> Dataset records:

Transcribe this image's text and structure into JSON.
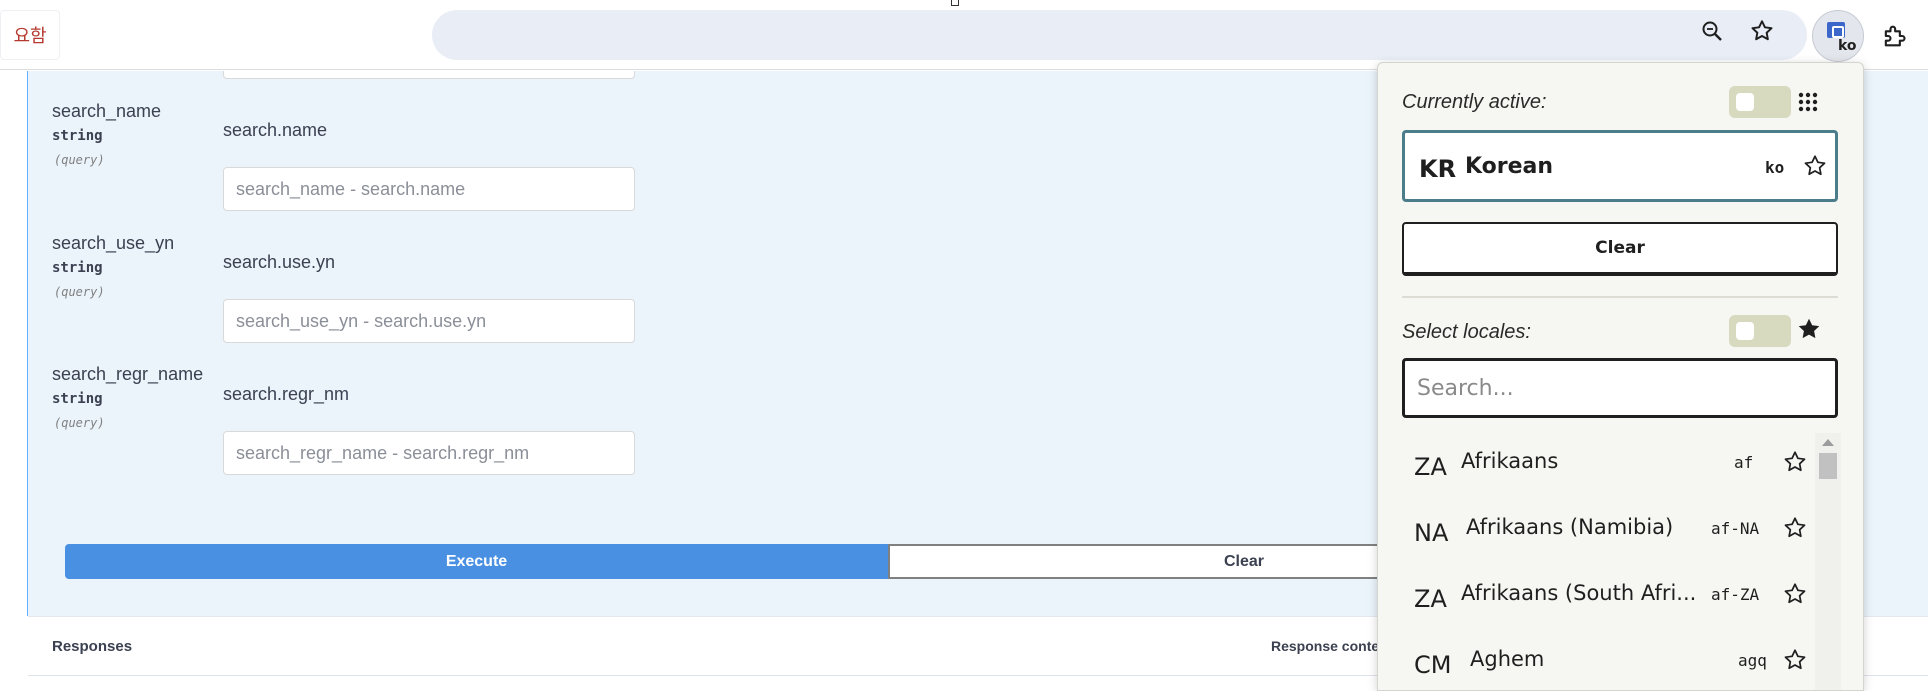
{
  "browser": {
    "tab_fragment": "요함",
    "locale_button_code": "ko",
    "icons": [
      "zoom-icon",
      "bookmark-star-icon",
      "locale-extension-icon",
      "puzzle-extensions-icon"
    ]
  },
  "params": [
    {
      "name": "search_name",
      "type": "string",
      "in": "(query)",
      "description": "search.name",
      "placeholder": "search_name - search.name"
    },
    {
      "name": "search_use_yn",
      "type": "string",
      "in": "(query)",
      "description": "search.use.yn",
      "placeholder": "search_use_yn - search.use.yn"
    },
    {
      "name": "search_regr_name",
      "type": "string",
      "in": "(query)",
      "description": "search.regr_nm",
      "placeholder": "search_regr_name - search.regr_nm"
    }
  ],
  "actions": {
    "execute": "Execute",
    "clear": "Clear"
  },
  "responses": {
    "title": "Responses",
    "content_type_label": "Response content type"
  },
  "popup": {
    "currently_active_label": "Currently active:",
    "active": {
      "region": "KR",
      "name": "Korean",
      "code": "ko"
    },
    "clear_label": "Clear",
    "select_locales_label": "Select locales:",
    "search_placeholder": "Search...",
    "locales": [
      {
        "region": "ZA",
        "name": "Afrikaans",
        "code": "af"
      },
      {
        "region": "NA",
        "name": "Afrikaans (Namibia)",
        "code": "af-NA"
      },
      {
        "region": "ZA",
        "name": "Afrikaans (South Afri...",
        "code": "af-ZA"
      },
      {
        "region": "CM",
        "name": "Aghem",
        "code": "agq"
      }
    ],
    "colors": {
      "active_border": "#4c7d8a",
      "toggle_bg": "#d8dac0",
      "panel_bg": "#f6f6f2"
    }
  },
  "colors": {
    "execute_bg": "#4990e2",
    "op_bg": "#ebf3fb"
  }
}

> PROBLEM DETAILS:
Leave out the pictures and copy the rest of the material above exactly.

> TASK RESPONSE:
Transcribe this image's text and structure into JSON.
{
  "browser": {
    "tab_fragment": "요함",
    "locale_button_code": "ko",
    "icons": [
      "zoom-icon",
      "bookmark-star-icon",
      "locale-extension-icon",
      "puzzle-extensions-icon"
    ]
  },
  "params": [
    {
      "name": "search_name",
      "type": "string",
      "in": "(query)",
      "description": "search.name",
      "placeholder": "search_name - search.name"
    },
    {
      "name": "search_use_yn",
      "type": "string",
      "in": "(query)",
      "description": "search.use.yn",
      "placeholder": "search_use_yn - search.use.yn"
    },
    {
      "name": "search_regr_name",
      "type": "string",
      "in": "(query)",
      "description": "search.regr_nm",
      "placeholder": "search_regr_name - search.regr_nm"
    }
  ],
  "actions": {
    "execute": "Execute",
    "clear": "Clear"
  },
  "responses": {
    "title": "Responses",
    "content_type_label": "Response content type"
  },
  "popup": {
    "currently_active_label": "Currently active:",
    "active": {
      "region": "KR",
      "name": "Korean",
      "code": "ko"
    },
    "clear_label": "Clear",
    "select_locales_label": "Select locales:",
    "search_placeholder": "Search...",
    "locales": [
      {
        "region": "ZA",
        "name": "Afrikaans",
        "code": "af"
      },
      {
        "region": "NA",
        "name": "Afrikaans (Namibia)",
        "code": "af-NA"
      },
      {
        "region": "ZA",
        "name": "Afrikaans (South Afri...",
        "code": "af-ZA"
      },
      {
        "region": "CM",
        "name": "Aghem",
        "code": "agq"
      }
    ],
    "colors": {
      "active_border": "#4c7d8a",
      "toggle_bg": "#d8dac0",
      "panel_bg": "#f6f6f2"
    }
  },
  "colors": {
    "execute_bg": "#4990e2",
    "op_bg": "#ebf3fb"
  }
}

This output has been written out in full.